START Dataset records

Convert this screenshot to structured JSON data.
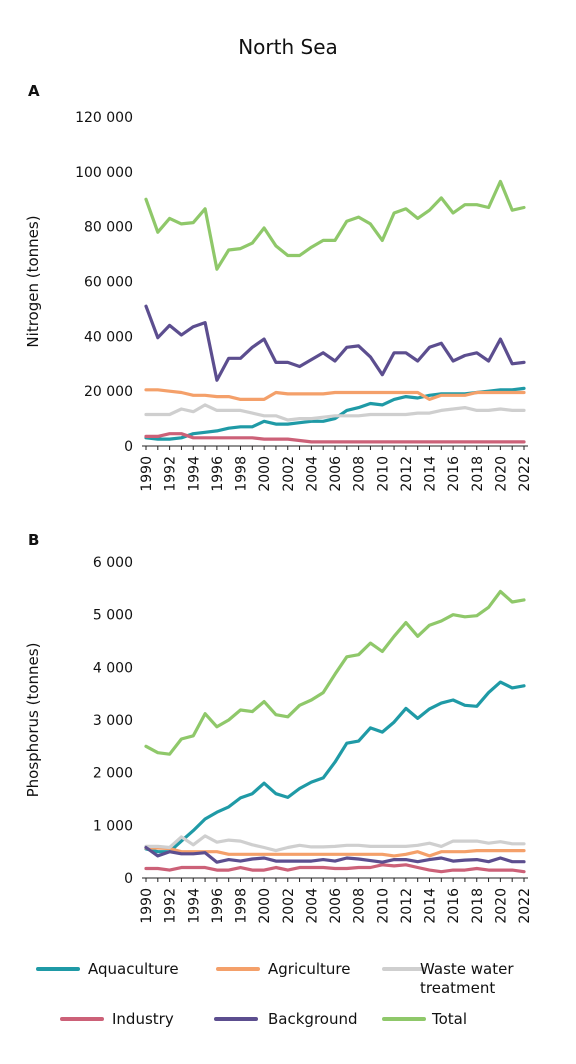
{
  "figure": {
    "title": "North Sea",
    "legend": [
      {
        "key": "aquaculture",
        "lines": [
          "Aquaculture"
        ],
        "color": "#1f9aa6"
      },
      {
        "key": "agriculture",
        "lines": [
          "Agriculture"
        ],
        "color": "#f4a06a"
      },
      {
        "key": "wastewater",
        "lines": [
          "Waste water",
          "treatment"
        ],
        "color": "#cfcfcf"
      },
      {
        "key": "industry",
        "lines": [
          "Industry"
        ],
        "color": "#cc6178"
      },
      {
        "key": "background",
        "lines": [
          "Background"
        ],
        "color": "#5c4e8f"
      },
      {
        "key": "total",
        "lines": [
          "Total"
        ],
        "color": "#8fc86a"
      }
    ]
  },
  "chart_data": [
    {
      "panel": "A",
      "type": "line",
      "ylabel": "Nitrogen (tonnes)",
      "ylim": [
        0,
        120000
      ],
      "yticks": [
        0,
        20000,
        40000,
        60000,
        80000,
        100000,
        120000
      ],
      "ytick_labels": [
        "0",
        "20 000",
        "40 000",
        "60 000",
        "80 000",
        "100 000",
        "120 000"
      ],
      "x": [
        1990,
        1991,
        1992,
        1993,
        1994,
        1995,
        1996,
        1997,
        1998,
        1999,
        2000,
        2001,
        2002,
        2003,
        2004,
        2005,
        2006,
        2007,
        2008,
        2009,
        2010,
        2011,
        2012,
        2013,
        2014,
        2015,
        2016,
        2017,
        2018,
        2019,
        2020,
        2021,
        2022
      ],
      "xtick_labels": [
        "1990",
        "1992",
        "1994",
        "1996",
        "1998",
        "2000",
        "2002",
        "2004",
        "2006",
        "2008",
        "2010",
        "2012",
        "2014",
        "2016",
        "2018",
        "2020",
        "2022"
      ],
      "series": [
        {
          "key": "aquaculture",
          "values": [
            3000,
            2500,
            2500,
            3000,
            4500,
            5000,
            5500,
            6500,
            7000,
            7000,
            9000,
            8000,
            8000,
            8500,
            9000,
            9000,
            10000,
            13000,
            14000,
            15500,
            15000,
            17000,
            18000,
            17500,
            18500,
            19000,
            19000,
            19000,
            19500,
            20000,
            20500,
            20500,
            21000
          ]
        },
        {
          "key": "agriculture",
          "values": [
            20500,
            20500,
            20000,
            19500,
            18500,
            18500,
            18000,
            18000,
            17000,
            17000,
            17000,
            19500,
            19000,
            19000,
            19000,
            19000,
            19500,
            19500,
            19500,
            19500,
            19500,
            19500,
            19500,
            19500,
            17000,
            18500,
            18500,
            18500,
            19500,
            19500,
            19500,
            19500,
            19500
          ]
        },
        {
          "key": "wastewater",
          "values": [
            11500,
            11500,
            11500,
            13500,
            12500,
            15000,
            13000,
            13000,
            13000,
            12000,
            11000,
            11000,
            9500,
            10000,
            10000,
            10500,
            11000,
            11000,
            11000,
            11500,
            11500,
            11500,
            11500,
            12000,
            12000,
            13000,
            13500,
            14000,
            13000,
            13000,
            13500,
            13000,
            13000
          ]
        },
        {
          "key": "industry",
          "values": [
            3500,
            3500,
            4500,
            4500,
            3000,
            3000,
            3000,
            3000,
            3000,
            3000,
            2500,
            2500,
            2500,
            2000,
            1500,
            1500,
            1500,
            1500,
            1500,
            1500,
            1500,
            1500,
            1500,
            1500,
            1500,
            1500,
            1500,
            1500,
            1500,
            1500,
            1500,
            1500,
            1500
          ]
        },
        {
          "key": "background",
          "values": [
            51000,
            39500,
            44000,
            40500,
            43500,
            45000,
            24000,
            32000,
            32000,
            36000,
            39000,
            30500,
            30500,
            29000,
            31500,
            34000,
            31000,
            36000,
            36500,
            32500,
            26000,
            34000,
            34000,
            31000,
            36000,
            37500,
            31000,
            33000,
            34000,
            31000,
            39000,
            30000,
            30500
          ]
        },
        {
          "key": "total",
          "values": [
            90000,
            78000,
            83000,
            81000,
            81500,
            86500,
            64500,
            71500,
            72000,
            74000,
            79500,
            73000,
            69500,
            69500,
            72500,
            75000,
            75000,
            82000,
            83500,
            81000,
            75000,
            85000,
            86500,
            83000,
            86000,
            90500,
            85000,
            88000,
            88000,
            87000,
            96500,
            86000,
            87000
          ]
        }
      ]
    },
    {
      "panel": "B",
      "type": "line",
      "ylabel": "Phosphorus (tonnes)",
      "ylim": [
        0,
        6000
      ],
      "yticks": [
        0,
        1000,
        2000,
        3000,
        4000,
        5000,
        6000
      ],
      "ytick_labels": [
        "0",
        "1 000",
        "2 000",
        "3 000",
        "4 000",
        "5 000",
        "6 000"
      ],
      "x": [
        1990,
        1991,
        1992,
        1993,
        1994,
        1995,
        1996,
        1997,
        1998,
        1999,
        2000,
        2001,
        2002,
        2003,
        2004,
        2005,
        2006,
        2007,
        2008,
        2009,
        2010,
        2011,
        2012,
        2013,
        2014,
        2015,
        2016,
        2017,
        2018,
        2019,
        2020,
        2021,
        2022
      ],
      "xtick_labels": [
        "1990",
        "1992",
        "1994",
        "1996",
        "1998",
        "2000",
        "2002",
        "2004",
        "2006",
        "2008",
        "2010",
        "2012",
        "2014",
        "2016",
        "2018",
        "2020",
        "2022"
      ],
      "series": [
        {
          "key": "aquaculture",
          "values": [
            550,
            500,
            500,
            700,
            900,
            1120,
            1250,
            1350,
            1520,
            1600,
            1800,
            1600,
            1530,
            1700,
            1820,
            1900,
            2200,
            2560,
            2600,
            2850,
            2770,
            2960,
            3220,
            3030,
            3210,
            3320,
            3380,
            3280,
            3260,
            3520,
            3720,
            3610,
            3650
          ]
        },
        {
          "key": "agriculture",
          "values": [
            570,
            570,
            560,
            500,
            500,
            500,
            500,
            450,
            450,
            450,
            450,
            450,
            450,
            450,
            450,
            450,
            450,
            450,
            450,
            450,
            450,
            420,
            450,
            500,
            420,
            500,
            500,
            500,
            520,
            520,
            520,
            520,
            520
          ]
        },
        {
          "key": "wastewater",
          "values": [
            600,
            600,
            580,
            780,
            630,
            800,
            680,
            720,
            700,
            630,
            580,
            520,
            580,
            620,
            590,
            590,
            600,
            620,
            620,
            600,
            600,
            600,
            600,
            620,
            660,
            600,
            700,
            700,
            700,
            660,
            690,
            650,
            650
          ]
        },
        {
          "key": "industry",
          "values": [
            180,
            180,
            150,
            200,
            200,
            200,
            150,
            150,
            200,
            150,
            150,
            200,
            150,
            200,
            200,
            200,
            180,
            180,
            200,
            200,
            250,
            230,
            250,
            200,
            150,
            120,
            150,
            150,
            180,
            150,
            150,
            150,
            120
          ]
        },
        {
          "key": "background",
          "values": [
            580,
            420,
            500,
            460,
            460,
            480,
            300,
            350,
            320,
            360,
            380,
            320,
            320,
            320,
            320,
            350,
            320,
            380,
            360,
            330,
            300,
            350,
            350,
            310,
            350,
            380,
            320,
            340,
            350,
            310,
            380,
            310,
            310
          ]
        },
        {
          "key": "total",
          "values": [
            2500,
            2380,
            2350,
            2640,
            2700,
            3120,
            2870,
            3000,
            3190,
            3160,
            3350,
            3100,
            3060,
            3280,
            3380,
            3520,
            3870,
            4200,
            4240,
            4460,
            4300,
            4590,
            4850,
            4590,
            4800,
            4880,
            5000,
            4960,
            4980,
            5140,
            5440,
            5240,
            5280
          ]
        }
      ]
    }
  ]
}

END Dataset records
START Dataset records

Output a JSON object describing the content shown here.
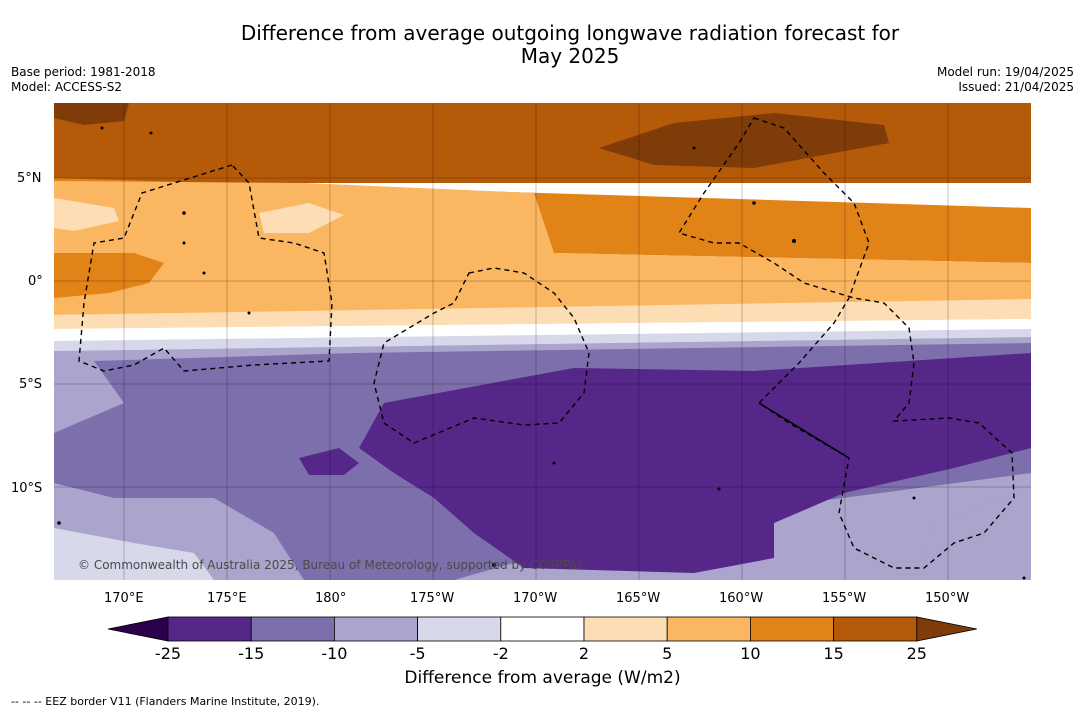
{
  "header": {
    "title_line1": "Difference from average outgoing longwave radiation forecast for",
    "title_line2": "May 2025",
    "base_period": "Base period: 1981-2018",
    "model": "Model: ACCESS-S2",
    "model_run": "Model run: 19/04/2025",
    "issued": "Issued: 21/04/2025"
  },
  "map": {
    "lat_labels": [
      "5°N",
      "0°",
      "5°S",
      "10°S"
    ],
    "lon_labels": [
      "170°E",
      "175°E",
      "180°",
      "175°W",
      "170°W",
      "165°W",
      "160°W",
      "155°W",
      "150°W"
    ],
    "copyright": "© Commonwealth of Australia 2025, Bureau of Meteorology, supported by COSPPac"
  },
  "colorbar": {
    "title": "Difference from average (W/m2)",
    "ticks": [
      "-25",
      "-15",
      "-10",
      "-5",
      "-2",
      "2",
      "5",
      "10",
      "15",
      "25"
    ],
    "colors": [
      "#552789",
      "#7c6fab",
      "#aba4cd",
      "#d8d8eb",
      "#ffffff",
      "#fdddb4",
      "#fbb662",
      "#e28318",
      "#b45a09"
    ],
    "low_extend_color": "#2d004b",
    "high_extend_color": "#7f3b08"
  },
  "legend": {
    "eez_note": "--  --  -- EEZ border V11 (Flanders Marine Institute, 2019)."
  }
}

END Dataset records

▶ Exercise description:
Check each line of the entries above for the word "Model". List the ones that have it.

▶ Result of the exercise:
    "model": "Model: ACCESS-S2",
    "model_run": "Model run: 19/04/2025",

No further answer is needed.